▶ [BRIEF]: Reproduce, character for character, everything in the entries below from the line containing "UI element localization: list" down to the line containing "607, 49, 618]", both of those lines included.

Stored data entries
::::::::

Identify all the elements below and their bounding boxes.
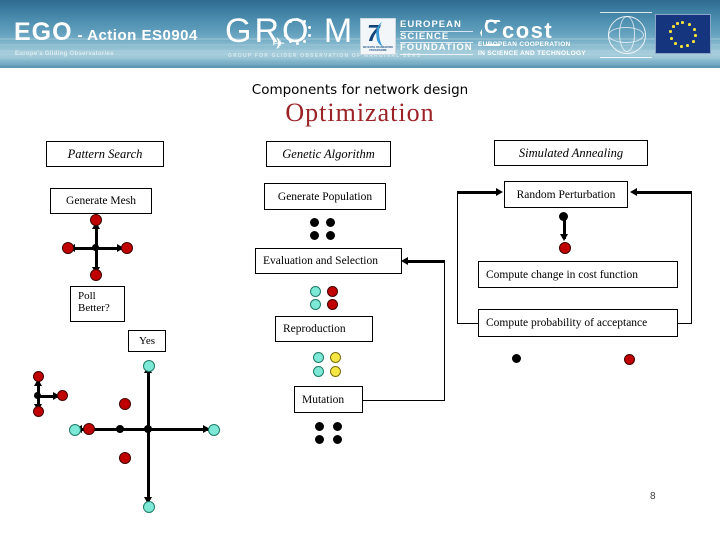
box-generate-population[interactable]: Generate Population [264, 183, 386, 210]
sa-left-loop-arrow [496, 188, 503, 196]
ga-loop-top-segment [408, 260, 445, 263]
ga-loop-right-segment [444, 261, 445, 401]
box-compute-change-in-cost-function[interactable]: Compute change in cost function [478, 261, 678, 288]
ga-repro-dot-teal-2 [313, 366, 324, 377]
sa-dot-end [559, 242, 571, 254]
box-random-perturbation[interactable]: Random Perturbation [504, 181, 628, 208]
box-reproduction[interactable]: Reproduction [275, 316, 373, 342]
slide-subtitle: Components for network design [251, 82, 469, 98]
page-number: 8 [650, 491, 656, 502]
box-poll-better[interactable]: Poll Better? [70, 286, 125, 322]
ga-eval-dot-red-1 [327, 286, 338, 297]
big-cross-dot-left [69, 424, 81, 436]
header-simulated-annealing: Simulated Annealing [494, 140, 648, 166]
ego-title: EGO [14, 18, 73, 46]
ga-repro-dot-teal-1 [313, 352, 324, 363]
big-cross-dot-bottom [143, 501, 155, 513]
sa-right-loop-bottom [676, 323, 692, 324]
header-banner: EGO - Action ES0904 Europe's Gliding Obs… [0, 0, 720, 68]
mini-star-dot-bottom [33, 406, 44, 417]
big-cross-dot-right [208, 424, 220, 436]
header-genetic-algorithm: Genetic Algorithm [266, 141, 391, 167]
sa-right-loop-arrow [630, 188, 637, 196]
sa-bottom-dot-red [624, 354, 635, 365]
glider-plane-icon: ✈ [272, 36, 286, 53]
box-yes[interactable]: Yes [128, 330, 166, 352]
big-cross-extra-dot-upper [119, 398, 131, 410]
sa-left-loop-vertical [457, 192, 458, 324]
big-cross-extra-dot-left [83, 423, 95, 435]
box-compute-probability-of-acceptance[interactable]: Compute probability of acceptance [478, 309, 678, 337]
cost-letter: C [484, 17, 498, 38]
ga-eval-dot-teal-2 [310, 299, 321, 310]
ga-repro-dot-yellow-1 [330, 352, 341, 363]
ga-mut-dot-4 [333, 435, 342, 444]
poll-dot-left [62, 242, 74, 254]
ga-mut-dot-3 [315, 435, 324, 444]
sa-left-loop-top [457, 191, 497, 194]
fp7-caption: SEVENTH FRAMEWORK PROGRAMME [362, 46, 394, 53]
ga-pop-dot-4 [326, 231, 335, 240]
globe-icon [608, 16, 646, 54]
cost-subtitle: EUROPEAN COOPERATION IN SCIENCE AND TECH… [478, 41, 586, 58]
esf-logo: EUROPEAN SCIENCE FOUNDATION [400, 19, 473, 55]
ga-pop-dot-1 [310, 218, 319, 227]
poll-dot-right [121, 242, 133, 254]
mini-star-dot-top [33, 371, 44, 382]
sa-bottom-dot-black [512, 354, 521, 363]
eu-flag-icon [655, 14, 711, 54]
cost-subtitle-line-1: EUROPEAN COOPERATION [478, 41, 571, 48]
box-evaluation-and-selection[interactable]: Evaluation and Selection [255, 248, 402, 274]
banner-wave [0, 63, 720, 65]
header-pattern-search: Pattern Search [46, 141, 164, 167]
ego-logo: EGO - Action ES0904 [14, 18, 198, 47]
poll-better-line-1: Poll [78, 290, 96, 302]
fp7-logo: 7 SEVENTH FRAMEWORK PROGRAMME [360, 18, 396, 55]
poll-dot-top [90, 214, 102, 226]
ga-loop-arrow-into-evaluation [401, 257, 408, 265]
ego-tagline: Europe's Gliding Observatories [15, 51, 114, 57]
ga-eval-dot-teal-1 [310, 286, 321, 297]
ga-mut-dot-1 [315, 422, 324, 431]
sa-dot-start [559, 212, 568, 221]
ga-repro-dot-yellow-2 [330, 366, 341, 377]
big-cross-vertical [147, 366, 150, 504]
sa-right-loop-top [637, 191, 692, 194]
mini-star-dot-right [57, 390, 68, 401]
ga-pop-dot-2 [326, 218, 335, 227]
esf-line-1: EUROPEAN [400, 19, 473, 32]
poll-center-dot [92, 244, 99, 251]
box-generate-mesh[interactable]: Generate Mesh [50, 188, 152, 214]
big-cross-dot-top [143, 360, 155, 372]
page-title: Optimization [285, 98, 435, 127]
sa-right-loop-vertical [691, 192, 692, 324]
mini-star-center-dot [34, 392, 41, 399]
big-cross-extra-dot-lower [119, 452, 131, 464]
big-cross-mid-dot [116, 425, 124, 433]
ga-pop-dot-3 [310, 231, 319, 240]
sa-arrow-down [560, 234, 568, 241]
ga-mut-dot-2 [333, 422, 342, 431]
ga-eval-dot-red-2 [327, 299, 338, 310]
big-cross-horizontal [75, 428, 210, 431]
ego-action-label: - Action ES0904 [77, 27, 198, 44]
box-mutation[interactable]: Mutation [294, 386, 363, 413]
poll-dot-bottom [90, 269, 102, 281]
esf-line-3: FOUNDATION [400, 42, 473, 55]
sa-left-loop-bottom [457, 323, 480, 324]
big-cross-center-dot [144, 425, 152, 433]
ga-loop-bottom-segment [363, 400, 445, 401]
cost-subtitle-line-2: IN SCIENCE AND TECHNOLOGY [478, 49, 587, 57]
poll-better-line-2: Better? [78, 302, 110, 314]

::::::::

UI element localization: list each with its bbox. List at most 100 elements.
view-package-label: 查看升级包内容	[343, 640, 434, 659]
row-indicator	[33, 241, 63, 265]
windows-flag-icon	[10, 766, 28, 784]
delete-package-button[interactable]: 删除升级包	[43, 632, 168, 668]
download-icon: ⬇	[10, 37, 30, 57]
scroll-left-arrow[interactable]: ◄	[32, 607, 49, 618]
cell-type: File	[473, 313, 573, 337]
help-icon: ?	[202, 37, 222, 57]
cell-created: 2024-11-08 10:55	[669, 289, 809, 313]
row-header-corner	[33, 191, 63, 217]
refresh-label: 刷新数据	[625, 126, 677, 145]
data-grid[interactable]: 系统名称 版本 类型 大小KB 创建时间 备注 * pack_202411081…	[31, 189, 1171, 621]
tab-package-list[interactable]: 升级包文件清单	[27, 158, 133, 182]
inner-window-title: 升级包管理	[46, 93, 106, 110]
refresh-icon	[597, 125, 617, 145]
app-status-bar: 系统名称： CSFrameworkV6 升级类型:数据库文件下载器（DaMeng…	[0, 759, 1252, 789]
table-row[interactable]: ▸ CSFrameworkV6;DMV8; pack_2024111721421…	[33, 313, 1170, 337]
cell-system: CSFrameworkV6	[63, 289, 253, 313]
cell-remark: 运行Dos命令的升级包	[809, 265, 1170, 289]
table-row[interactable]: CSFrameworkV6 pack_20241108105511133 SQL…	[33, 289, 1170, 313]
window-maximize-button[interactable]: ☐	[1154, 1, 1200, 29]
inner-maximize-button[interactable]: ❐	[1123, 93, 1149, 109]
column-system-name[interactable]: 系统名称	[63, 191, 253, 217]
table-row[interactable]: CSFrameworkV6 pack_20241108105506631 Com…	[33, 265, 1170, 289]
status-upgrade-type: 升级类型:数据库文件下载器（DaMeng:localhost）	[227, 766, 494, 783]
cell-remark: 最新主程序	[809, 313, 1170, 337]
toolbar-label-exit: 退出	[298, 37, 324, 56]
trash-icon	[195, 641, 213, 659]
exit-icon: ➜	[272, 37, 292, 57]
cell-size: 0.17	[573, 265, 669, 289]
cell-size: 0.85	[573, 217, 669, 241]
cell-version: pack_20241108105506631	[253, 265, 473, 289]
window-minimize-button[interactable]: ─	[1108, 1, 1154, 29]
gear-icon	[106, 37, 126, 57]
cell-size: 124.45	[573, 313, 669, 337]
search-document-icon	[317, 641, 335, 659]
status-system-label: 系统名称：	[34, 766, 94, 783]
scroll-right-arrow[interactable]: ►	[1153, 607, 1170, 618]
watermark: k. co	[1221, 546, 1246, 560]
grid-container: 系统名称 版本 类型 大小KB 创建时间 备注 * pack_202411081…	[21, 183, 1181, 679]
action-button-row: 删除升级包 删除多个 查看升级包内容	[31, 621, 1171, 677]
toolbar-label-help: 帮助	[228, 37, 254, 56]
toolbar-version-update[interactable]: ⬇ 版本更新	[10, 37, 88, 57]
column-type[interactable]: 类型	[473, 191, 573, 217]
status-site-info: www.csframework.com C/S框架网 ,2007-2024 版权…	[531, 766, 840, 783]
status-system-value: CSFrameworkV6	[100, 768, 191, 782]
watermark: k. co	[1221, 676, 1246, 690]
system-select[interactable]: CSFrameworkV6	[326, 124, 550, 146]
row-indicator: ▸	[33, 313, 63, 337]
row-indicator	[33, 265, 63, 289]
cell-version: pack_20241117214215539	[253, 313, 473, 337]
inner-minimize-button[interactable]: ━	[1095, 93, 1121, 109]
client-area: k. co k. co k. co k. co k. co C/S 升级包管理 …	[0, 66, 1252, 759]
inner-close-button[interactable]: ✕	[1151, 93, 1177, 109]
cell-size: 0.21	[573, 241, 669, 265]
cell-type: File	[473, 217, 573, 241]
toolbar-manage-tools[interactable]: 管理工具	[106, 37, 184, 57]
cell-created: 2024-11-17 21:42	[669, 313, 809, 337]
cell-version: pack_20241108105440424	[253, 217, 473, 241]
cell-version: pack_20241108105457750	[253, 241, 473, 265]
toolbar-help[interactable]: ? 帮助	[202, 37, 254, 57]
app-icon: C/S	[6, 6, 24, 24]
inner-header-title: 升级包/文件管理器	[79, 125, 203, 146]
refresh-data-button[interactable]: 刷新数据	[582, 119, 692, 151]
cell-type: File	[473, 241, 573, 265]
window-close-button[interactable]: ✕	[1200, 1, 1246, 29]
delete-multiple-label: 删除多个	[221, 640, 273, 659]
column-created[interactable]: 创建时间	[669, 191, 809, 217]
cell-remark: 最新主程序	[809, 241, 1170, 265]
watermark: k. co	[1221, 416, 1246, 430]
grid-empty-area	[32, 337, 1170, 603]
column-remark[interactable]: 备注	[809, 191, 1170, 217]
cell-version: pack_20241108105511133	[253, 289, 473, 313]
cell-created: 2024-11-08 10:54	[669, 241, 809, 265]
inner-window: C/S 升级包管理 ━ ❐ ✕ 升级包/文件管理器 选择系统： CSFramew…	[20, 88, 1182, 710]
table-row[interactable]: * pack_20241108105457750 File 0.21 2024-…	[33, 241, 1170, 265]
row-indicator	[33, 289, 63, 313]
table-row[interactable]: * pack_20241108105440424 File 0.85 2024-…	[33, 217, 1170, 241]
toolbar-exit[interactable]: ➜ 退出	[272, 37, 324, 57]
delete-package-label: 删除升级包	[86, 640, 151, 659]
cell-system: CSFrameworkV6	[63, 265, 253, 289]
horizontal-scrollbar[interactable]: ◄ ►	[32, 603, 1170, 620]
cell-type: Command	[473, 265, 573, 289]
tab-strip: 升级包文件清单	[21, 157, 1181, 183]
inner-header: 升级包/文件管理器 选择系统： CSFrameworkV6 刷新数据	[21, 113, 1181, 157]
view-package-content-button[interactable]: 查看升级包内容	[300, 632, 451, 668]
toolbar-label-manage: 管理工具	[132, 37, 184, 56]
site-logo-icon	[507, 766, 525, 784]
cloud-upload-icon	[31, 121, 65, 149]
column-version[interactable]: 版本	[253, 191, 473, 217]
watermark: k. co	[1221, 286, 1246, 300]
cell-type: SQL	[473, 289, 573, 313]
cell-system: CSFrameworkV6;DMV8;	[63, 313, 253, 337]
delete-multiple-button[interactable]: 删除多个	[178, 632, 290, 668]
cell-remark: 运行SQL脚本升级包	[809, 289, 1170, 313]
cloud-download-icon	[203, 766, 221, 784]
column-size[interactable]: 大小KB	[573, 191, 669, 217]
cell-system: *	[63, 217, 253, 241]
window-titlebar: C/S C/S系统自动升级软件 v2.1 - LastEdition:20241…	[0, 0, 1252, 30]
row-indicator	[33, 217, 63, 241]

::::::::

▶ [EXERCISE OUTPUT]:
UI element localization: list each with its bbox. List at most 100 elements.
view-package-label: 查看升级包内容	[343, 640, 434, 659]
row-indicator	[33, 241, 63, 265]
windows-flag-icon	[10, 766, 28, 784]
delete-package-button[interactable]: 删除升级包	[43, 632, 168, 668]
download-icon: ⬇	[10, 37, 30, 57]
scroll-left-arrow[interactable]: ◄	[32, 607, 49, 618]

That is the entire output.